**THE INPUT**
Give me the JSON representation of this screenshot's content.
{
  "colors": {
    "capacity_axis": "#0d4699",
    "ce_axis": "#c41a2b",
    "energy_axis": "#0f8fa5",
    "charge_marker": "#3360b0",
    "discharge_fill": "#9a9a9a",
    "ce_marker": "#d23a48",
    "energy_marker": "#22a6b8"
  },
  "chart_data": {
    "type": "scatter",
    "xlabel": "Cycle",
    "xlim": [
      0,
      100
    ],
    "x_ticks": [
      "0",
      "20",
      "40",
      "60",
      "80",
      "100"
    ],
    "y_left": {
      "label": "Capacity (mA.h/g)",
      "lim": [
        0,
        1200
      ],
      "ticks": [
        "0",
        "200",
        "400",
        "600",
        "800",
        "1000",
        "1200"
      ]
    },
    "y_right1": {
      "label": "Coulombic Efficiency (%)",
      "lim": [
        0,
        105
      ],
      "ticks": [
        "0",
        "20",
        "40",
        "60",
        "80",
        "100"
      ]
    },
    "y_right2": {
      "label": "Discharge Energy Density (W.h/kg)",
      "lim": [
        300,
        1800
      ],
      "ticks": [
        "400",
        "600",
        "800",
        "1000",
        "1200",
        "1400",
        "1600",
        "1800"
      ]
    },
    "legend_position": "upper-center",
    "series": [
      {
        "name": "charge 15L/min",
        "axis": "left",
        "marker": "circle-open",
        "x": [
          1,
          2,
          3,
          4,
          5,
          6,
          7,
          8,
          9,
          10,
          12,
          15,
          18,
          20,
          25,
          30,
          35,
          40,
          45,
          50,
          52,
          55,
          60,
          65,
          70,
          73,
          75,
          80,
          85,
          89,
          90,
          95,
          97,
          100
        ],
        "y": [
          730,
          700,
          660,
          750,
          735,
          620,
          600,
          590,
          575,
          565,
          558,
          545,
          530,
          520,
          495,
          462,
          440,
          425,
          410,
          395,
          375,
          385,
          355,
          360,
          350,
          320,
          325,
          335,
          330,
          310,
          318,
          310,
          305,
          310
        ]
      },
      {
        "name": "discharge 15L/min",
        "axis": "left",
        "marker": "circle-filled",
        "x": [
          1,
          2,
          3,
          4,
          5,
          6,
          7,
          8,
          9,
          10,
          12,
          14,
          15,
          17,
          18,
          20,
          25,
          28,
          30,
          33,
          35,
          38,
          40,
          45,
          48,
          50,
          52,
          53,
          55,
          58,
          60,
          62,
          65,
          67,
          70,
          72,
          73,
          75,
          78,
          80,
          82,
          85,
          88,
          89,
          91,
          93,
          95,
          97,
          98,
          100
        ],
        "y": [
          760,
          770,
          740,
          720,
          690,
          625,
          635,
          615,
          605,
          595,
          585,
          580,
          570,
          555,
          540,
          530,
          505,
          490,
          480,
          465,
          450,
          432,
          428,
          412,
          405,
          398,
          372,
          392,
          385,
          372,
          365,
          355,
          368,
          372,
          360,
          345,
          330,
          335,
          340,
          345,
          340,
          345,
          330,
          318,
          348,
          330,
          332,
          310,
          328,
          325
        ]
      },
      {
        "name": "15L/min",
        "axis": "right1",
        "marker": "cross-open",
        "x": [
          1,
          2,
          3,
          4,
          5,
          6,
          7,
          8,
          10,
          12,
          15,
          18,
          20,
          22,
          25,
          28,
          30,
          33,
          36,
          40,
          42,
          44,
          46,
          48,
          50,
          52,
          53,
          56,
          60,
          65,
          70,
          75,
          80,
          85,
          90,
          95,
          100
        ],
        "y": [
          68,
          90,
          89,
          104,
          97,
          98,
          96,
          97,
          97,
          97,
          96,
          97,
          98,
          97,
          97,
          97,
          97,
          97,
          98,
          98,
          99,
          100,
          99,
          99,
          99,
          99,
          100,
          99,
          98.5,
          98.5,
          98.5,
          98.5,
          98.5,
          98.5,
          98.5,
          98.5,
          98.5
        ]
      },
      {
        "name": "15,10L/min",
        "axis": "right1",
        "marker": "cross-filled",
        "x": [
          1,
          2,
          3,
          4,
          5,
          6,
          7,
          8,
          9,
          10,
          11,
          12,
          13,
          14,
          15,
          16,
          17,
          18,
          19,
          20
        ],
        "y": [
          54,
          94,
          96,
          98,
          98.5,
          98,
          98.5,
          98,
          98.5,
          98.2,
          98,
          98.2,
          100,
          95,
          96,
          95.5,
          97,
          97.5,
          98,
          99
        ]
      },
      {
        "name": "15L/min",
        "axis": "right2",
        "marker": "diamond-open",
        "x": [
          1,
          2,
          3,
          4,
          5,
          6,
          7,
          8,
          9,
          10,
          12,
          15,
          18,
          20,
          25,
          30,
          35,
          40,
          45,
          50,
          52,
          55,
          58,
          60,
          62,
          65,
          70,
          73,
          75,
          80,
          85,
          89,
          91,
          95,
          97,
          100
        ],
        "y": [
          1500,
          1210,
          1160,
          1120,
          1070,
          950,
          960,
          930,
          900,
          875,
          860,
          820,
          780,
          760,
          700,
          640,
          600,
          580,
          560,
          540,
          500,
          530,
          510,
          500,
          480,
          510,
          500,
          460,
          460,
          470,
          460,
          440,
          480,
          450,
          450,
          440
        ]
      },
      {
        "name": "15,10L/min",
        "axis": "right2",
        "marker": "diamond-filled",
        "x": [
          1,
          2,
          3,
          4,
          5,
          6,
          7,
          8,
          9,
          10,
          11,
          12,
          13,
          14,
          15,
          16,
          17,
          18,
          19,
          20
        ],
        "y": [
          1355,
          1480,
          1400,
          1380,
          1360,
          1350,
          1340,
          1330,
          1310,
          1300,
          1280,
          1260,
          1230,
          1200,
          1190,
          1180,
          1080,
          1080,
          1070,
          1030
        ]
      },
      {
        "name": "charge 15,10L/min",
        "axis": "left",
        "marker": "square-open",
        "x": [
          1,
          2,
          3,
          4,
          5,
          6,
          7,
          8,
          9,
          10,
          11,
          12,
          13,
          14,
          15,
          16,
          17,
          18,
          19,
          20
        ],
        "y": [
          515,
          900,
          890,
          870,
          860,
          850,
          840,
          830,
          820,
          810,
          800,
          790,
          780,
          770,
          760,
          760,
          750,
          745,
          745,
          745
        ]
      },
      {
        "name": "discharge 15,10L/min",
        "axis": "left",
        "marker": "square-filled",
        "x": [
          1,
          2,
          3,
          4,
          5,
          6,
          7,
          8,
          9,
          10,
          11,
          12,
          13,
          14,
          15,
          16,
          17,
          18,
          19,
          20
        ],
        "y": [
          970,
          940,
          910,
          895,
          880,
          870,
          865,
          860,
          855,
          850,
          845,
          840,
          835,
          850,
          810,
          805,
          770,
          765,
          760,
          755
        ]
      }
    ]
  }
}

**YOUR TASK**
In the listing, find every line with the word "circle" and state how many there are, nothing more.

**RESULT BELOW**
2